• [Exercise requirements] Your task is to transcribe all of the data below exactly, omitting the images.

++++++

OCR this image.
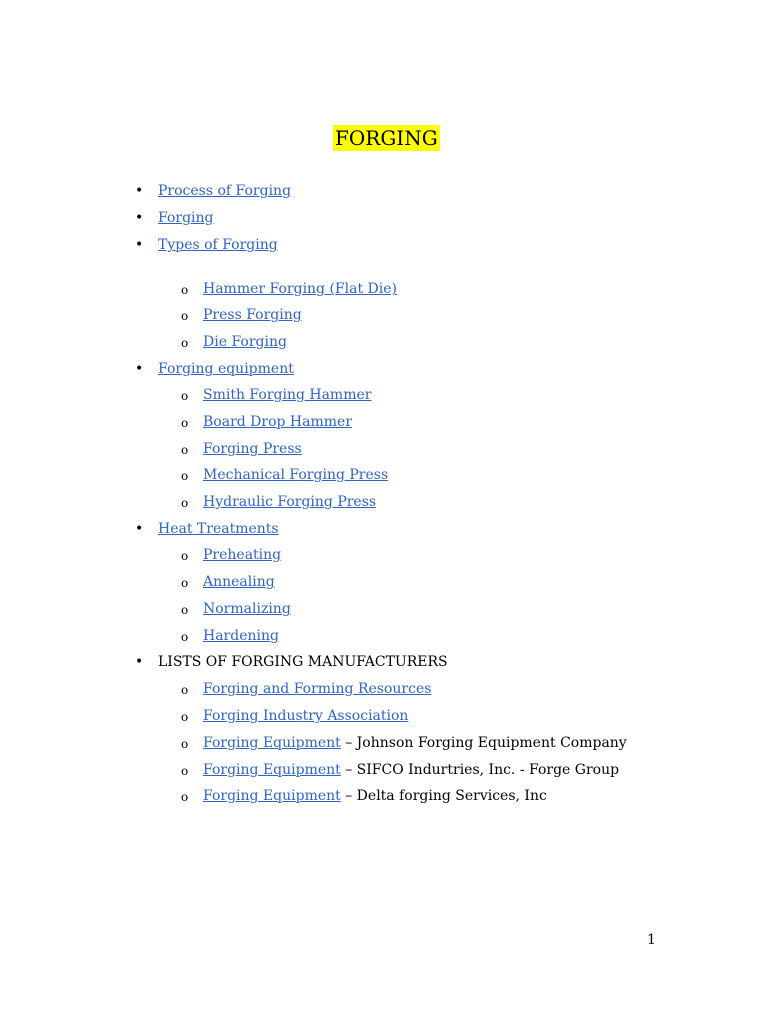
FORGING
• Process of Forging
• Forging
• Types of Forging
o Hammer Forging (Flat Die)
o Press Forging
o Die Forging
• Forging equipment
o Smith Forging Hammer
o Board Drop Hammer
o Forging Press
o Mechanical Forging Press
o Hydraulic Forging Press
• Heat Treatments
o Preheating
o Annealing
o Normalizing
o Hardening
• LISTS OF FORGING MANUFACTURERS
o Forging and Forming Resources
o Forging Industry Association
o Forging Equipment – Johnson Forging Equipment Company
o Forging Equipment – SIFCO Indurtries, Inc. - Forge Group
o Forging Equipment – Delta forging Services, Inc
1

++++++

• [Response to this task]
OCR this image.
FORGING
• Process of Forging
• Forging
• Types of Forging
o Hammer Forging (Flat Die)
o Press Forging
o Die Forging
• Forging equipment
o Smith Forging Hammer
o Board Drop Hammer
o Forging Press
o Mechanical Forging Press
o Hydraulic Forging Press
• Heat Treatments
o Preheating
o Annealing
o Normalizing
o Hardening
• LISTS OF FORGING MANUFACTURERS
o Forging and Forming Resources
o Forging Industry Association
o Forging Equipment – Johnson Forging Equipment Company
o Forging Equipment – SIFCO Indurtries, Inc. - Forge Group
o Forging Equipment – Delta forging Services, Inc
1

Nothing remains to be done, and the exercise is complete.